> [Your objective]: Return, unchanged, the lines of the records starting at the line that contains "cast-photo xyxy=(669,5,794,149)" and ending at the line that contains "cast-name: 조복래 xyxy=(26,396,69,414)". Include both of those lines.

### Working data ###

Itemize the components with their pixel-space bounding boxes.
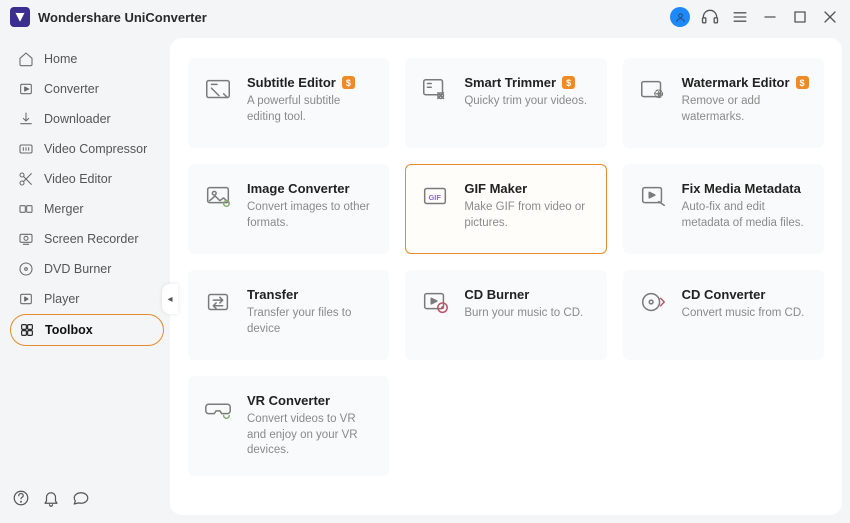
- sidebar-item-label: Converter: [44, 82, 99, 96]
- sidebar-item-label: Merger: [44, 202, 84, 216]
- maximize-button[interactable]: [790, 7, 810, 27]
- sidebar-item-toolbox[interactable]: Toolbox: [10, 314, 164, 346]
- close-button[interactable]: [820, 7, 840, 27]
- tool-cd-burner[interactable]: CD Burner Burn your music to CD.: [405, 270, 606, 360]
- transfer-icon: [203, 287, 233, 317]
- card-title: CD Converter: [682, 287, 766, 302]
- paid-badge: $: [562, 76, 575, 89]
- sidebar-item-label: Video Editor: [44, 172, 112, 186]
- card-desc: Make GIF from video or pictures.: [464, 200, 591, 231]
- card-title: Subtitle Editor: [247, 75, 336, 90]
- paid-badge: $: [796, 76, 809, 89]
- play-icon: [18, 291, 34, 307]
- sidebar-item-video-editor[interactable]: Video Editor: [10, 164, 164, 194]
- vr-icon: [203, 393, 233, 423]
- tool-vr-converter[interactable]: VR Converter Convert videos to VR and en…: [188, 376, 389, 476]
- sidebar-item-dvd-burner[interactable]: DVD Burner: [10, 254, 164, 284]
- card-desc: Auto-fix and edit metadata of media file…: [682, 200, 809, 231]
- card-title: Image Converter: [247, 181, 350, 196]
- sidebar-item-label: DVD Burner: [44, 262, 111, 276]
- trimmer-icon: [420, 75, 450, 105]
- tool-watermark-editor[interactable]: Watermark Editor $ Remove or add waterma…: [623, 58, 824, 148]
- gif-icon: GIF: [420, 181, 450, 211]
- sidebar-item-label: Player: [44, 292, 79, 306]
- minimize-button[interactable]: [760, 7, 780, 27]
- card-title: Fix Media Metadata: [682, 181, 801, 196]
- card-desc: Burn your music to CD.: [464, 306, 591, 322]
- sidebar-item-video-compressor[interactable]: Video Compressor: [10, 134, 164, 164]
- converter-icon: [18, 81, 34, 97]
- account-button[interactable]: [670, 7, 690, 27]
- card-title: Smart Trimmer: [464, 75, 556, 90]
- app-logo-icon: [10, 7, 30, 27]
- notifications-button[interactable]: [42, 489, 60, 507]
- sidebar-item-label: Screen Recorder: [44, 232, 139, 246]
- card-title: Transfer: [247, 287, 298, 302]
- card-desc: Convert music from CD.: [682, 306, 809, 322]
- tool-cd-converter[interactable]: CD Converter Convert music from CD.: [623, 270, 824, 360]
- feedback-button[interactable]: [72, 489, 90, 507]
- card-title: CD Burner: [464, 287, 529, 302]
- tool-subtitle-editor[interactable]: Subtitle Editor $ A powerful subtitle ed…: [188, 58, 389, 148]
- paid-badge: $: [342, 76, 355, 89]
- card-desc: Remove or add watermarks.: [682, 94, 809, 125]
- sidebar-item-screen-recorder[interactable]: Screen Recorder: [10, 224, 164, 254]
- sidebar-item-home[interactable]: Home: [10, 44, 164, 74]
- tool-gif-maker[interactable]: GIF GIF Maker Make GIF from video or pic…: [405, 164, 606, 254]
- card-title: Watermark Editor: [682, 75, 790, 90]
- watermark-icon: [638, 75, 668, 105]
- home-icon: [18, 51, 34, 67]
- card-desc: Convert images to other formats.: [247, 200, 374, 231]
- sidebar-item-merger[interactable]: Merger: [10, 194, 164, 224]
- image-icon: [203, 181, 233, 211]
- titlebar: Wondershare UniConverter: [0, 0, 850, 34]
- tool-smart-trimmer[interactable]: Smart Trimmer $ Quicky trim your videos.: [405, 58, 606, 148]
- sidebar-item-converter[interactable]: Converter: [10, 74, 164, 104]
- sidebar-item-label: Toolbox: [45, 323, 93, 337]
- app-title: Wondershare UniConverter: [38, 10, 207, 25]
- toolbox-icon: [19, 322, 35, 338]
- sidebar-item-label: Home: [44, 52, 77, 66]
- menu-button[interactable]: [730, 7, 750, 27]
- sidebar-item-downloader[interactable]: Downloader: [10, 104, 164, 134]
- sidebar-item-player[interactable]: Player: [10, 284, 164, 314]
- cd-burner-icon: [420, 287, 450, 317]
- download-icon: [18, 111, 34, 127]
- card-desc: A powerful subtitle editing tool.: [247, 94, 374, 125]
- sidebar-item-label: Downloader: [44, 112, 111, 126]
- subtitle-icon: [203, 75, 233, 105]
- compress-icon: [18, 141, 34, 157]
- merger-icon: [18, 201, 34, 217]
- help-button[interactable]: [12, 489, 30, 507]
- record-icon: [18, 231, 34, 247]
- main-panel: Subtitle Editor $ A powerful subtitle ed…: [170, 38, 842, 515]
- tool-grid: Subtitle Editor $ A powerful subtitle ed…: [188, 58, 824, 476]
- headset-icon[interactable]: [700, 7, 720, 27]
- card-desc: Convert videos to VR and enjoy on your V…: [247, 412, 374, 459]
- card-title: GIF Maker: [464, 181, 527, 196]
- tool-transfer[interactable]: Transfer Transfer your files to device: [188, 270, 389, 360]
- card-title: VR Converter: [247, 393, 330, 408]
- scissors-icon: [18, 171, 34, 187]
- sidebar-collapse-button[interactable]: ◂: [162, 284, 178, 314]
- card-desc: Quicky trim your videos.: [464, 94, 591, 110]
- sidebar: Home Converter Downloader Video Compress…: [0, 34, 170, 523]
- cd-converter-icon: [638, 287, 668, 317]
- svg-text:GIF: GIF: [429, 193, 442, 202]
- disc-icon: [18, 261, 34, 277]
- card-desc: Transfer your files to device: [247, 306, 374, 337]
- metadata-icon: [638, 181, 668, 211]
- tool-fix-media-metadata[interactable]: Fix Media Metadata Auto-fix and edit met…: [623, 164, 824, 254]
- sidebar-item-label: Video Compressor: [44, 142, 147, 156]
- tool-image-converter[interactable]: Image Converter Convert images to other …: [188, 164, 389, 254]
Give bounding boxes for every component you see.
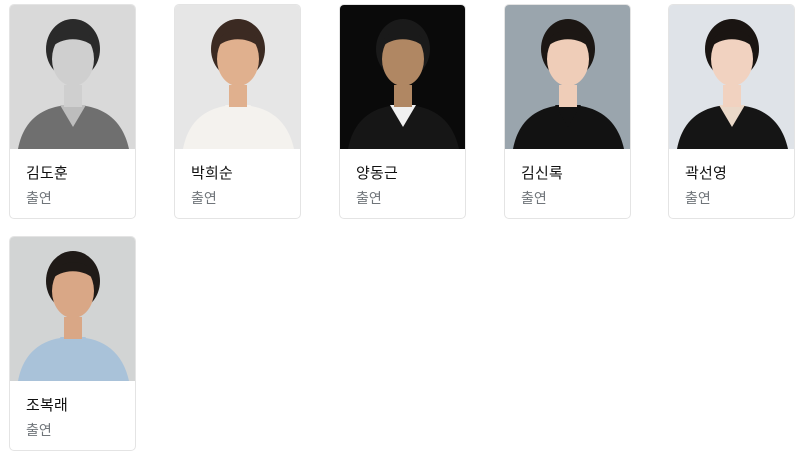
cast-photo xyxy=(669,5,794,149)
person-photo-icon xyxy=(175,5,300,149)
cast-role: 출연 xyxy=(191,191,217,207)
cast-photo xyxy=(10,237,135,381)
cast-role: 출연 xyxy=(356,191,382,207)
cast-role: 출연 xyxy=(26,191,52,207)
cast-role: 출연 xyxy=(521,191,547,207)
cast-name: 김도훈 xyxy=(26,164,69,182)
cast-photo xyxy=(10,5,135,149)
cast-card[interactable]: 박희순 출연 xyxy=(174,4,301,219)
cast-name: 박희순 xyxy=(191,164,234,182)
person-photo-icon xyxy=(340,5,465,149)
cast-photo xyxy=(505,5,630,149)
cast-card[interactable]: 김신록 출연 xyxy=(504,4,631,219)
cast-name: 조복래 xyxy=(26,396,69,414)
person-photo-icon xyxy=(669,5,794,149)
cast-photo xyxy=(340,5,465,149)
person-photo-icon xyxy=(10,237,135,381)
cast-card[interactable]: 김도훈 출연 xyxy=(9,4,136,219)
person-photo-icon xyxy=(505,5,630,149)
person-photo-icon xyxy=(10,5,135,149)
cast-card[interactable]: 양동근 출연 xyxy=(339,4,466,219)
cast-photo xyxy=(175,5,300,149)
cast-name: 양동근 xyxy=(356,164,399,182)
cast-card[interactable]: 조복래 출연 xyxy=(9,236,136,451)
cast-card[interactable]: 곽선영 출연 xyxy=(668,4,795,219)
cast-role: 출연 xyxy=(26,423,52,439)
cast-name: 김신록 xyxy=(521,164,564,182)
cast-name: 곽선영 xyxy=(685,164,728,182)
cast-role: 출연 xyxy=(685,191,711,207)
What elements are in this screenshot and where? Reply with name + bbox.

###

> [Task response]:
cast-photo xyxy=(669,5,794,149)
person-photo-icon xyxy=(175,5,300,149)
cast-role: 출연 xyxy=(191,191,217,207)
cast-photo xyxy=(10,237,135,381)
cast-role: 출연 xyxy=(356,191,382,207)
cast-role: 출연 xyxy=(26,191,52,207)
cast-role: 출연 xyxy=(521,191,547,207)
cast-name: 김도훈 xyxy=(26,164,69,182)
cast-photo xyxy=(10,5,135,149)
cast-card[interactable]: 박희순 출연 xyxy=(174,4,301,219)
cast-name: 박희순 xyxy=(191,164,234,182)
person-photo-icon xyxy=(340,5,465,149)
cast-photo xyxy=(505,5,630,149)
cast-card[interactable]: 김신록 출연 xyxy=(504,4,631,219)
cast-name: 조복래 xyxy=(26,396,69,414)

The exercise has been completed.